Collection entries
********************
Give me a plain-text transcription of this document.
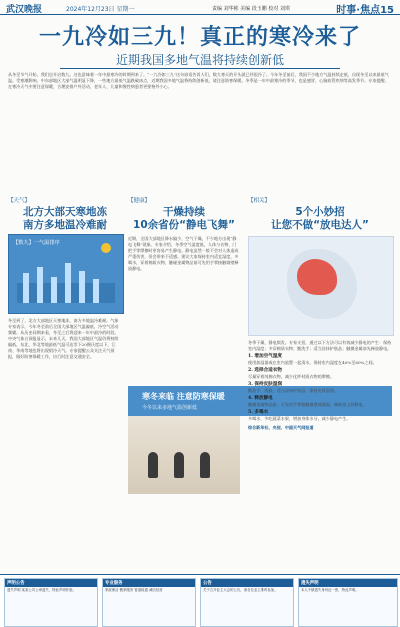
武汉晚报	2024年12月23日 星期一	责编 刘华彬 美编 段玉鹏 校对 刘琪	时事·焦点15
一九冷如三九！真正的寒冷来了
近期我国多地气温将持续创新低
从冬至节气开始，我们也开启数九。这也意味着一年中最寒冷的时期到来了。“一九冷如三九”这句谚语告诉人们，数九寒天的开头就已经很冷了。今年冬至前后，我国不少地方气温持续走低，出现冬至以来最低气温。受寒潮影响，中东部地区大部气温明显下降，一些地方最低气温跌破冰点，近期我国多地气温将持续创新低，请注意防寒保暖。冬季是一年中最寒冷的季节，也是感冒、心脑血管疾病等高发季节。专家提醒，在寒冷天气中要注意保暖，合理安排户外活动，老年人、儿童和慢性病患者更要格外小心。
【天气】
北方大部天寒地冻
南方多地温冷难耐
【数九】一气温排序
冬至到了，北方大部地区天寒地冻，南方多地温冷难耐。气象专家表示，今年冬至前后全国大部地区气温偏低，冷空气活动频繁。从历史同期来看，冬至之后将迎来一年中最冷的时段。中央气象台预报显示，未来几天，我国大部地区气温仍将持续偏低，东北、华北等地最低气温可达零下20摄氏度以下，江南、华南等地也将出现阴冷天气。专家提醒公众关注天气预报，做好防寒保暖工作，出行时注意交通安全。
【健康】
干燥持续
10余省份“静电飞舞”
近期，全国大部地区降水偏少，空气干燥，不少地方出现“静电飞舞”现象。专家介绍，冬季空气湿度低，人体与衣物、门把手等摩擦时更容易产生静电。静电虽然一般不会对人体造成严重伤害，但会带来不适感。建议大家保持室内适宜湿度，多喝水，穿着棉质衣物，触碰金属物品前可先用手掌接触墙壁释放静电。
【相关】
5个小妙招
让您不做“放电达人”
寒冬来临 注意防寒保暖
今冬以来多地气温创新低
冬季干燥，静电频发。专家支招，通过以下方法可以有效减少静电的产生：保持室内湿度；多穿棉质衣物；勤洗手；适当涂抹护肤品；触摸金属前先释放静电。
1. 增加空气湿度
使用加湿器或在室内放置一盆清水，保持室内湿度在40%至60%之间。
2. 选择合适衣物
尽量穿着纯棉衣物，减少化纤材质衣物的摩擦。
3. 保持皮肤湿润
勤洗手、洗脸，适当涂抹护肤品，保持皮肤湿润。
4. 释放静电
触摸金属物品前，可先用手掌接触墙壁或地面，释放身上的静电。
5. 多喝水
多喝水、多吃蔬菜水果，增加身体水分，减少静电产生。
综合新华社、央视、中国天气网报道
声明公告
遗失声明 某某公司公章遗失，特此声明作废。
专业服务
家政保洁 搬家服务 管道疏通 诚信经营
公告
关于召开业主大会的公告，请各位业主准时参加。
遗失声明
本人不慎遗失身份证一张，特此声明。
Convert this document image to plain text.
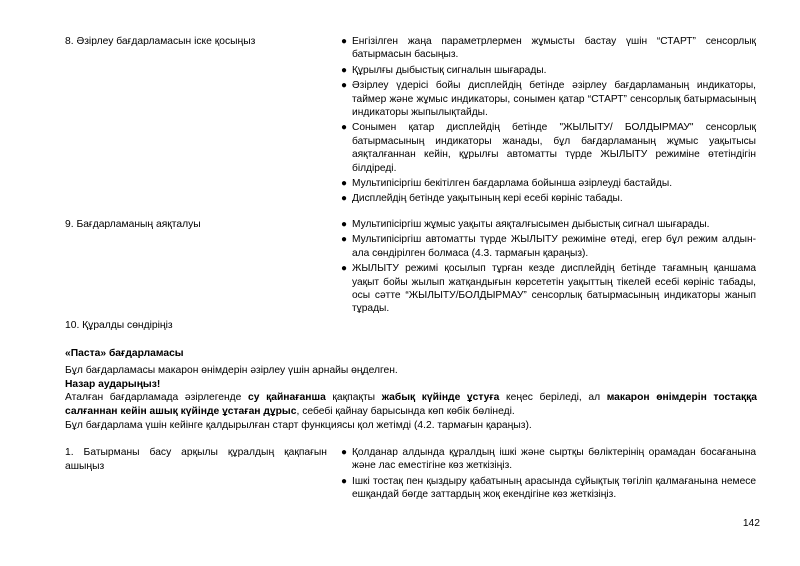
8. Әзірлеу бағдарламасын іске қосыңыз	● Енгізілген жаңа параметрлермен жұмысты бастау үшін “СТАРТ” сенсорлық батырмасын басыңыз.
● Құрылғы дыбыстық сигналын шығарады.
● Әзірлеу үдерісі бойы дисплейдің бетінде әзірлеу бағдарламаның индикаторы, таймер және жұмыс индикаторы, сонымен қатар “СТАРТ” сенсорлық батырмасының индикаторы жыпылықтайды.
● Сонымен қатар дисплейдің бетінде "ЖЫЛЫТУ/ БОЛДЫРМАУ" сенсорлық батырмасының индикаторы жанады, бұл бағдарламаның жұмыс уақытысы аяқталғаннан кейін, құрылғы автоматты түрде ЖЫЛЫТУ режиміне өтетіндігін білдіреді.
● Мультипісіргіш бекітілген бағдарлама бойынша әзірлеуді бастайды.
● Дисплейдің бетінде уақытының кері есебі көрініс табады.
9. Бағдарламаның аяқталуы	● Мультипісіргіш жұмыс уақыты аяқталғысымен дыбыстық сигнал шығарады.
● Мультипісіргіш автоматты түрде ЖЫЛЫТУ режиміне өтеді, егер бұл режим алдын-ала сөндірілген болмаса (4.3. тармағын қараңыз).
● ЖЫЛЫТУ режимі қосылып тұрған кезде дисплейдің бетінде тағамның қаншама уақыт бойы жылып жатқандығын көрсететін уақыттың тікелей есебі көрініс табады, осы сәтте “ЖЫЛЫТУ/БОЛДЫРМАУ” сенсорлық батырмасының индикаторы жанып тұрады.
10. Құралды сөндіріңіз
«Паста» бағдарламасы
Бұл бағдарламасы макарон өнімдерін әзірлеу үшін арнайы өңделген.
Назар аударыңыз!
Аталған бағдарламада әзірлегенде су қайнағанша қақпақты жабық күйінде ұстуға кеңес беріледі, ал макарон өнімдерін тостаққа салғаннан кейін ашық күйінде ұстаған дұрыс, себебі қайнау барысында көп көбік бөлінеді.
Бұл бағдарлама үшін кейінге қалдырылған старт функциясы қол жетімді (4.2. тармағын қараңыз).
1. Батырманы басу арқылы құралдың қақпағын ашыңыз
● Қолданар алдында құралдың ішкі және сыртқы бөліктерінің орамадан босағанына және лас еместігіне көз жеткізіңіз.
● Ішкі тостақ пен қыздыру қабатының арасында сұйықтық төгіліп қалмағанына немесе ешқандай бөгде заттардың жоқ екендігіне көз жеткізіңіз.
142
********************
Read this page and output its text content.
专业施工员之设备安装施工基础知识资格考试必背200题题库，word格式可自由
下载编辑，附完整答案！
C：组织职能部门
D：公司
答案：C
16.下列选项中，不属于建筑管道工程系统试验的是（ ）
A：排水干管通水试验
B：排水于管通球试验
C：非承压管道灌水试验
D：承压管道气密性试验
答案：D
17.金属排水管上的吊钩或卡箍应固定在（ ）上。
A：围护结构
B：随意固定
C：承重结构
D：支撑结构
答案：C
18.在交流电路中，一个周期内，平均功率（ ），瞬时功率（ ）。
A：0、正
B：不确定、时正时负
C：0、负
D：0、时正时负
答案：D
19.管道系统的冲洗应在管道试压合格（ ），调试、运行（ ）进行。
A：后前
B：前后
********************
**Task to complete:** The string "жеткізіңіз" may appear in lines of the listing above; tally those lines and give the number only.

**Complete answer:** 2